Problem: Output the material below unchanged, apart from leaving out the pictures.

Data shown:
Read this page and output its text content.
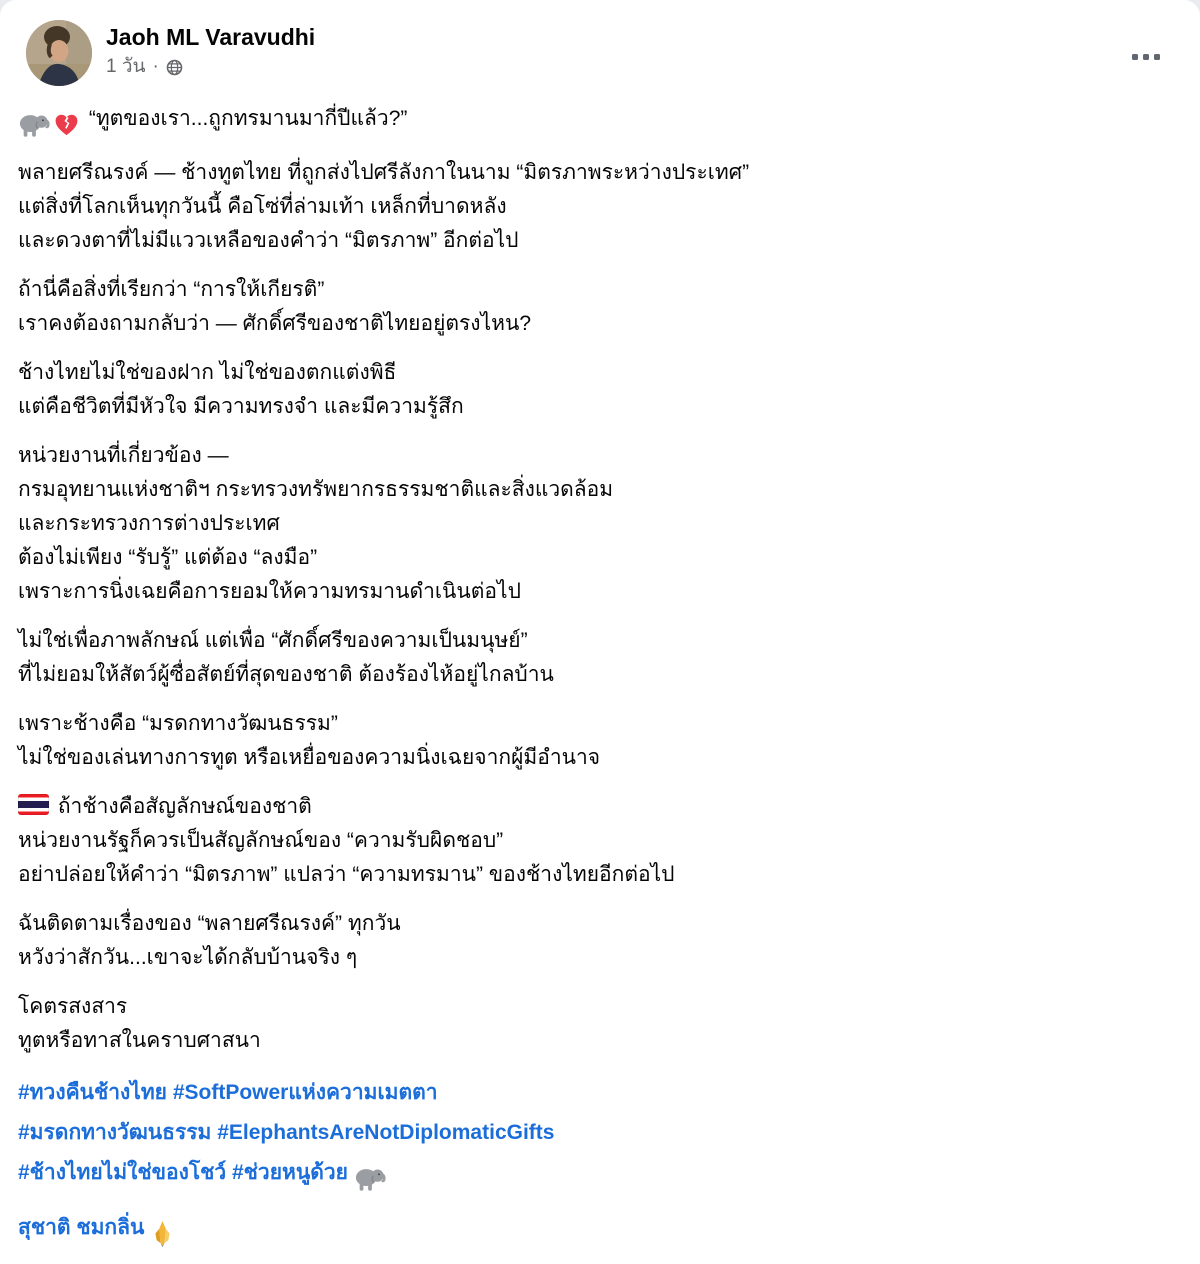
Jaoh ML Varavudhi
1 วัน ·

“ทูตของเรา...ถูกทรมานมากี่ปีแล้ว?”

พลายศรีณรงค์ — ช้างทูตไทย ที่ถูกส่งไปศรีลังกาในนาม “มิตรภาพระหว่างประเทศ”
แต่สิ่งที่โลกเห็นทุกวันนี้ คือโซ่ที่ล่ามเท้า เหล็กที่บาดหลัง
และดวงตาที่ไม่มีแววเหลือของคำว่า “มิตรภาพ” อีกต่อไป

ถ้านี่คือสิ่งที่เรียกว่า “การให้เกียรติ”
เราคงต้องถามกลับว่า — ศักดิ์ศรีของชาติไทยอยู่ตรงไหน?

ช้างไทยไม่ใช่ของฝาก ไม่ใช่ของตกแต่งพิธี
แต่คือชีวิตที่มีหัวใจ มีความทรงจำ และมีความรู้สึก

หน่วยงานที่เกี่ยวข้อง —
กรมอุทยานแห่งชาติฯ กระทรวงทรัพยากรธรรมชาติและสิ่งแวดล้อม
และกระทรวงการต่างประเทศ
ต้องไม่เพียง “รับรู้” แต่ต้อง “ลงมือ”
เพราะการนิ่งเฉยคือการยอมให้ความทรมานดำเนินต่อไป

ไม่ใช่เพื่อภาพลักษณ์ แต่เพื่อ “ศักดิ์ศรีของความเป็นมนุษย์”
ที่ไม่ยอมให้สัตว์ผู้ซื่อสัตย์ที่สุดของชาติ ต้องร้องไห้อยู่ไกลบ้าน

เพราะช้างคือ “มรดกทางวัฒนธรรม”
ไม่ใช่ของเล่นทางการทูต หรือเหยื่อของความนิ่งเฉยจากผู้มีอำนาจ

ถ้าช้างคือสัญลักษณ์ของชาติ
หน่วยงานรัฐก็ควรเป็นสัญลักษณ์ของ “ความรับผิดชอบ”
อย่าปล่อยให้คำว่า “มิตรภาพ” แปลว่า “ความทรมาน” ของช้างไทยอีกต่อไป

ฉันติดตามเรื่องของ “พลายศรีณรงค์” ทุกวัน
หวังว่าสักวัน...เขาจะได้กลับบ้านจริง ๆ

โคตรสงสาร
ทูตหรือทาสในคราบศาสนา

#ทวงคืนช้างไทย #SoftPowerแห่งความเมตตา
#มรดกทางวัฒนธรรม #ElephantsAreNotDiplomaticGifts
#ช้างไทยไม่ใช่ของโชว์ #ช่วยหนูด้วย

สุชาติ ชมกลิ่น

Result:
Read this page and output its text content.
Jaoh ML Varavudhi
1 วัน ·

“ทูตของเรา...ถูกทรมานมากี่ปีแล้ว?”

พลายศรีณรงค์ — ช้างทูตไทย ที่ถูกส่งไปศรีลังกาในนาม “มิตรภาพระหว่างประเทศ”
แต่สิ่งที่โลกเห็นทุกวันนี้ คือโซ่ที่ล่ามเท้า เหล็กที่บาดหลัง
และดวงตาที่ไม่มีแววเหลือของคำว่า “มิตรภาพ” อีกต่อไป

ถ้านี่คือสิ่งที่เรียกว่า “การให้เกียรติ”
เราคงต้องถามกลับว่า — ศักดิ์ศรีของชาติไทยอยู่ตรงไหน?

ช้างไทยไม่ใช่ของฝาก ไม่ใช่ของตกแต่งพิธี
แต่คือชีวิตที่มีหัวใจ มีความทรงจำ และมีความรู้สึก

หน่วยงานที่เกี่ยวข้อง —
กรมอุทยานแห่งชาติฯ กระทรวงทรัพยากรธรรมชาติและสิ่งแวดล้อม
และกระทรวงการต่างประเทศ
ต้องไม่เพียง “รับรู้” แต่ต้อง “ลงมือ”
เพราะการนิ่งเฉยคือการยอมให้ความทรมานดำเนินต่อไป

ไม่ใช่เพื่อภาพลักษณ์ แต่เพื่อ “ศักดิ์ศรีของความเป็นมนุษย์”
ที่ไม่ยอมให้สัตว์ผู้ซื่อสัตย์ที่สุดของชาติ ต้องร้องไห้อยู่ไกลบ้าน

เพราะช้างคือ “มรดกทางวัฒนธรรม”
ไม่ใช่ของเล่นทางการทูต หรือเหยื่อของความนิ่งเฉยจากผู้มีอำนาจ

ถ้าช้างคือสัญลักษณ์ของชาติ
หน่วยงานรัฐก็ควรเป็นสัญลักษณ์ของ “ความรับผิดชอบ”
อย่าปล่อยให้คำว่า “มิตรภาพ” แปลว่า “ความทรมาน” ของช้างไทยอีกต่อไป

ฉันติดตามเรื่องของ “พลายศรีณรงค์” ทุกวัน
หวังว่าสักวัน...เขาจะได้กลับบ้านจริง ๆ

โคตรสงสาร
ทูตหรือทาสในคราบศาสนา

#ทวงคืนช้างไทย #SoftPowerแห่งความเมตตา
#มรดกทางวัฒนธรรม #ElephantsAreNotDiplomaticGifts
#ช้างไทยไม่ใช่ของโชว์ #ช่วยหนูด้วย

สุชาติ ชมกลิ่น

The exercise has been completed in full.